Skip every picture and transcribe the remaining material exactly.

## BEGIN

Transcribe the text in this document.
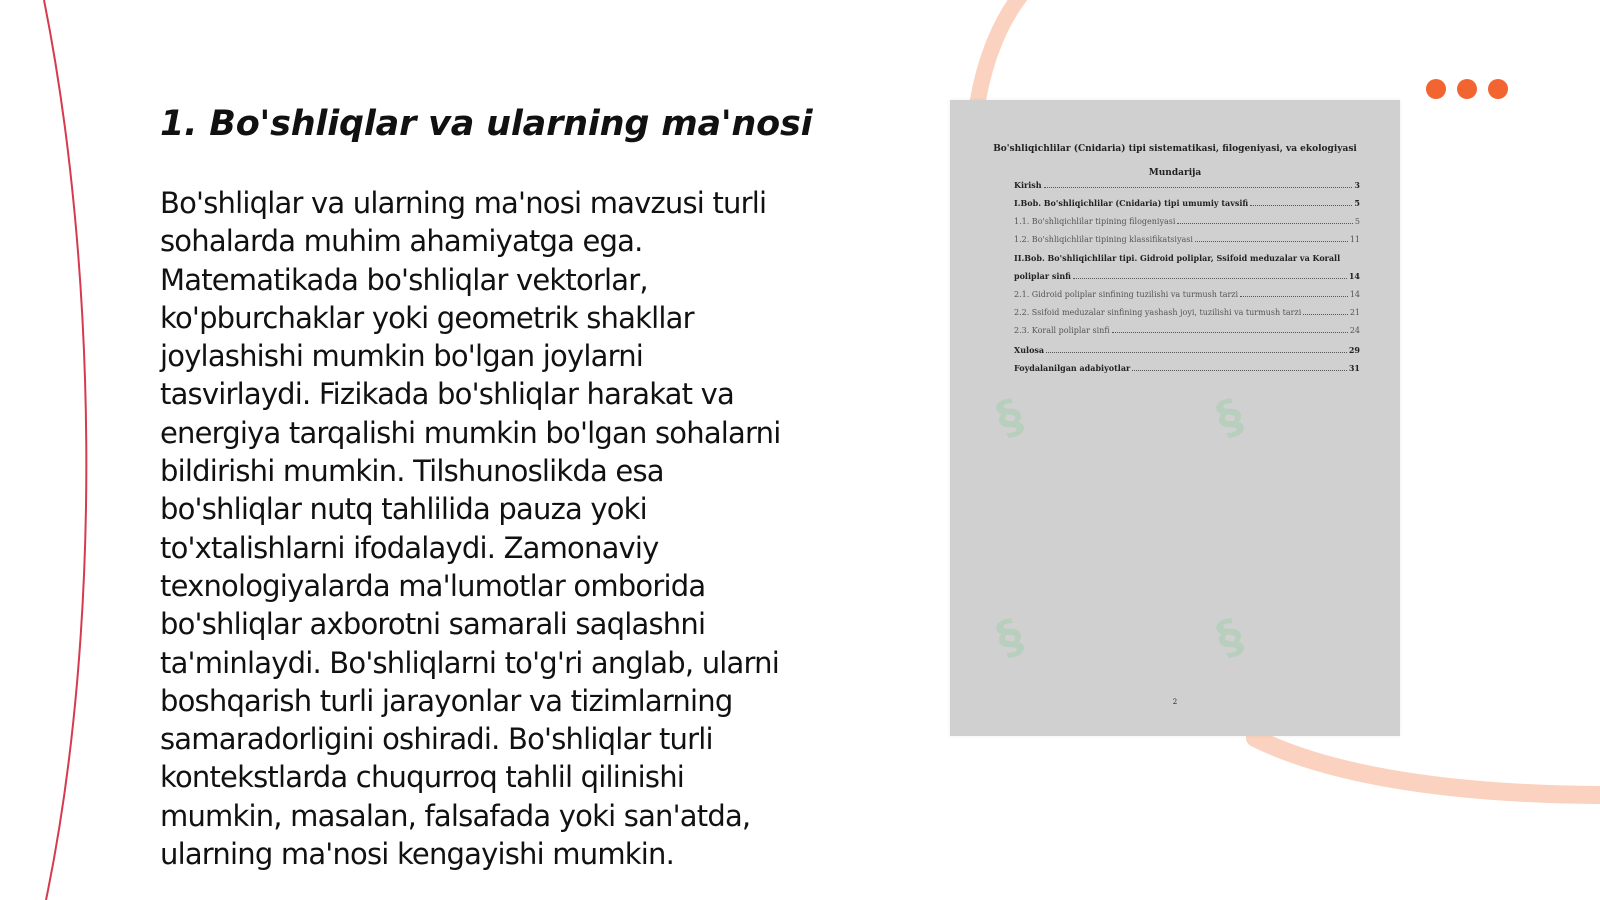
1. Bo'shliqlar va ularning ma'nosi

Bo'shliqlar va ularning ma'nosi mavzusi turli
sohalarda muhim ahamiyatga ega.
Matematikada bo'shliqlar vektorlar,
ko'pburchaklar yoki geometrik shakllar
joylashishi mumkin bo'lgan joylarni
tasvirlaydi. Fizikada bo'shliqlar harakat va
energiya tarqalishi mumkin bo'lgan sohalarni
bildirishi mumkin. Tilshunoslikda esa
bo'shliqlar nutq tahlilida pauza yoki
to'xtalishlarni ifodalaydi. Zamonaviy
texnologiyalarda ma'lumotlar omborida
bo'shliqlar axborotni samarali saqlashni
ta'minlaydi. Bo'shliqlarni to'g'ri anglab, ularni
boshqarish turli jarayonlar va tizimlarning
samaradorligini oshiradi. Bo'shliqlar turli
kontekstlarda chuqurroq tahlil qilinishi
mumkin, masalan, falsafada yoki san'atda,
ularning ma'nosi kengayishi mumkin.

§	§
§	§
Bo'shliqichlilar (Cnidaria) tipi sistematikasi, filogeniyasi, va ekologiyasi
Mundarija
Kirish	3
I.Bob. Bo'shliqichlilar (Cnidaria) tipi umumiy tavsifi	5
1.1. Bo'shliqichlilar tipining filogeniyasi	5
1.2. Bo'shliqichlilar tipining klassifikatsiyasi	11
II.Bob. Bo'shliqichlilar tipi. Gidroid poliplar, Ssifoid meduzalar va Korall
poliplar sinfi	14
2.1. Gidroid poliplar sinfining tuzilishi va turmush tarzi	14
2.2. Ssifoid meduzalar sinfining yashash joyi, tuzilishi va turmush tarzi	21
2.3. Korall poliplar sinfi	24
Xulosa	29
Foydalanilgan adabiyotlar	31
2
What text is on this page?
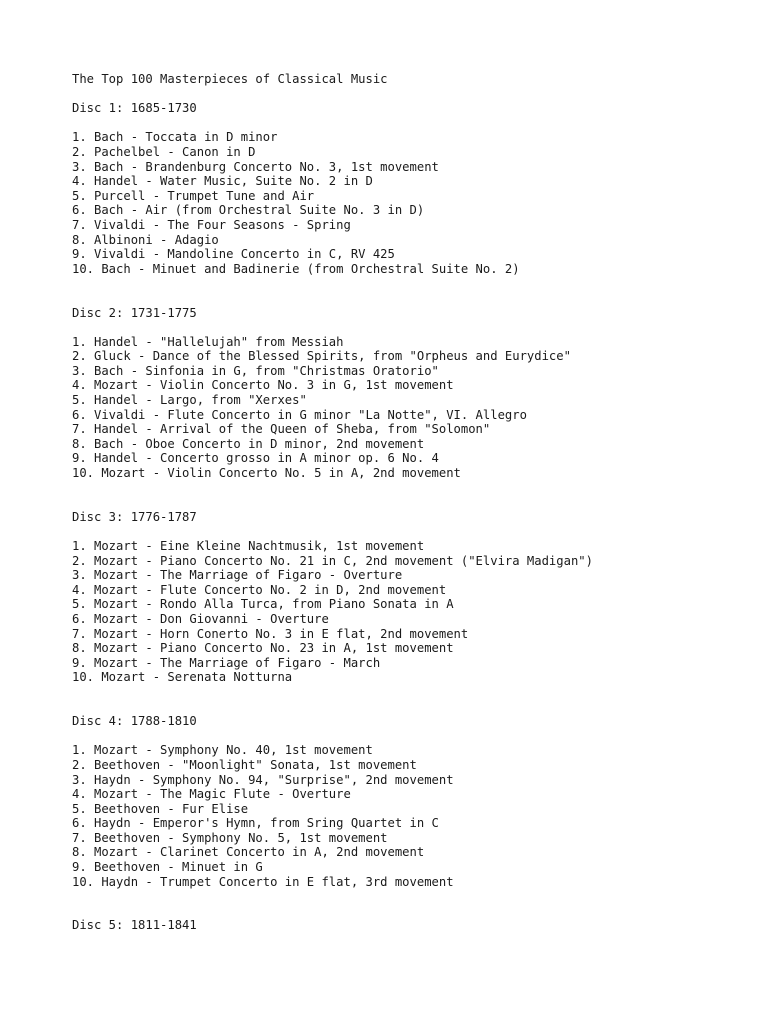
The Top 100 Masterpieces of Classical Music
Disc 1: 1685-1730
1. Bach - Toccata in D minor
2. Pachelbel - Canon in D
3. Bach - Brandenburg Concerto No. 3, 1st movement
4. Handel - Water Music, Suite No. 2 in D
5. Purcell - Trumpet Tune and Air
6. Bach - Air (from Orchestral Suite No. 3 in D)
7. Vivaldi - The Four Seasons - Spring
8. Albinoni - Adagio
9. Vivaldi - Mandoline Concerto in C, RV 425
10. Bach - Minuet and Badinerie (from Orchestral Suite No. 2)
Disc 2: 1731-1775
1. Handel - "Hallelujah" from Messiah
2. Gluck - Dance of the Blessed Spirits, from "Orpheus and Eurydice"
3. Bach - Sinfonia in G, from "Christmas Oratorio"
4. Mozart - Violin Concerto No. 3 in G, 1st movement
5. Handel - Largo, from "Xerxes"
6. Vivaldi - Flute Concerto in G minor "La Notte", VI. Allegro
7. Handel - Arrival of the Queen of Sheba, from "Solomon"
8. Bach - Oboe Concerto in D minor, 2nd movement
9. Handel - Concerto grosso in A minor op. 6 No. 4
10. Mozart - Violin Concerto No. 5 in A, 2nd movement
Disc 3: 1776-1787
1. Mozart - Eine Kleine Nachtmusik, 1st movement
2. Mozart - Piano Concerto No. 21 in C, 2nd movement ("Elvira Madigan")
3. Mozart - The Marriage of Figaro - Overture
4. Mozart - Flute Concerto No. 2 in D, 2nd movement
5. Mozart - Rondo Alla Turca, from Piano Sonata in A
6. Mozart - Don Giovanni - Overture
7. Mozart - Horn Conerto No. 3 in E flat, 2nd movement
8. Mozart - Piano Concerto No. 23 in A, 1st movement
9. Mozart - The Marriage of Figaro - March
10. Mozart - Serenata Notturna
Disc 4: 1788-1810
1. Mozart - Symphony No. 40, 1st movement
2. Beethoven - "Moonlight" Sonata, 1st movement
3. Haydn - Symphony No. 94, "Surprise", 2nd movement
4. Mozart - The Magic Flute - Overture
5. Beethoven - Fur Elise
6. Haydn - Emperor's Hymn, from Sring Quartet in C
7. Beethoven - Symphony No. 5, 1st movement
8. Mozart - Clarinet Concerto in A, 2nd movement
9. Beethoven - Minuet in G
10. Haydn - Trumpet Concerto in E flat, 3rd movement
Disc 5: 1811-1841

## END

## [Correct answer]
Transcribe the text in this document.
1. Bo'shliqlar va ularning ma'nosi

Bo'shliqlar va ularning ma'nosi mavzusi turli
sohalarda muhim ahamiyatga ega.
Matematikada bo'shliqlar vektorlar,
ko'pburchaklar yoki geometrik shakllar
joylashishi mumkin bo'lgan joylarni
tasvirlaydi. Fizikada bo'shliqlar harakat va
energiya tarqalishi mumkin bo'lgan sohalarni
bildirishi mumkin. Tilshunoslikda esa
bo'shliqlar nutq tahlilida pauza yoki
to'xtalishlarni ifodalaydi. Zamonaviy
texnologiyalarda ma'lumotlar omborida
bo'shliqlar axborotni samarali saqlashni
ta'minlaydi. Bo'shliqlarni to'g'ri anglab, ularni
boshqarish turli jarayonlar va tizimlarning
samaradorligini oshiradi. Bo'shliqlar turli
kontekstlarda chuqurroq tahlil qilinishi
mumkin, masalan, falsafada yoki san'atda,
ularning ma'nosi kengayishi mumkin.

§	§
§	§
Bo'shliqichlilar (Cnidaria) tipi sistematikasi, filogeniyasi, va ekologiyasi
Mundarija
Kirish	3
I.Bob. Bo'shliqichlilar (Cnidaria) tipi umumiy tavsifi	5
1.1. Bo'shliqichlilar tipining filogeniyasi	5
1.2. Bo'shliqichlilar tipining klassifikatsiyasi	11
II.Bob. Bo'shliqichlilar tipi. Gidroid poliplar, Ssifoid meduzalar va Korall
poliplar sinfi	14
2.1. Gidroid poliplar sinfining tuzilishi va turmush tarzi	14
2.2. Ssifoid meduzalar sinfining yashash joyi, tuzilishi va turmush tarzi	21
2.3. Korall poliplar sinfi	24
Xulosa	29
Foydalanilgan adabiyotlar	31
2
What text is on this page?
The Top 100 Masterpieces of Classical Music
Disc 1: 1685-1730
1. Bach - Toccata in D minor
2. Pachelbel - Canon in D
3. Bach - Brandenburg Concerto No. 3, 1st movement
4. Handel - Water Music, Suite No. 2 in D
5. Purcell - Trumpet Tune and Air
6. Bach - Air (from Orchestral Suite No. 3 in D)
7. Vivaldi - The Four Seasons - Spring
8. Albinoni - Adagio
9. Vivaldi - Mandoline Concerto in C, RV 425
10. Bach - Minuet and Badinerie (from Orchestral Suite No. 2)
Disc 2: 1731-1775
1. Handel - "Hallelujah" from Messiah
2. Gluck - Dance of the Blessed Spirits, from "Orpheus and Eurydice"
3. Bach - Sinfonia in G, from "Christmas Oratorio"
4. Mozart - Violin Concerto No. 3 in G, 1st movement
5. Handel - Largo, from "Xerxes"
6. Vivaldi - Flute Concerto in G minor "La Notte", VI. Allegro
7. Handel - Arrival of the Queen of Sheba, from "Solomon"
8. Bach - Oboe Concerto in D minor, 2nd movement
9. Handel - Concerto grosso in A minor op. 6 No. 4
10. Mozart - Violin Concerto No. 5 in A, 2nd movement
Disc 3: 1776-1787
1. Mozart - Eine Kleine Nachtmusik, 1st movement
2. Mozart - Piano Concerto No. 21 in C, 2nd movement ("Elvira Madigan")
3. Mozart - The Marriage of Figaro - Overture
4. Mozart - Flute Concerto No. 2 in D, 2nd movement
5. Mozart - Rondo Alla Turca, from Piano Sonata in A
6. Mozart - Don Giovanni - Overture
7. Mozart - Horn Conerto No. 3 in E flat, 2nd movement
8. Mozart - Piano Concerto No. 23 in A, 1st movement
9. Mozart - The Marriage of Figaro - March
10. Mozart - Serenata Notturna
Disc 4: 1788-1810
1. Mozart - Symphony No. 40, 1st movement
2. Beethoven - "Moonlight" Sonata, 1st movement
3. Haydn - Symphony No. 94, "Surprise", 2nd movement
4. Mozart - The Magic Flute - Overture
5. Beethoven - Fur Elise
6. Haydn - Emperor's Hymn, from Sring Quartet in C
7. Beethoven - Symphony No. 5, 1st movement
8. Mozart - Clarinet Concerto in A, 2nd movement
9. Beethoven - Minuet in G
10. Haydn - Trumpet Concerto in E flat, 3rd movement
Disc 5: 1811-1841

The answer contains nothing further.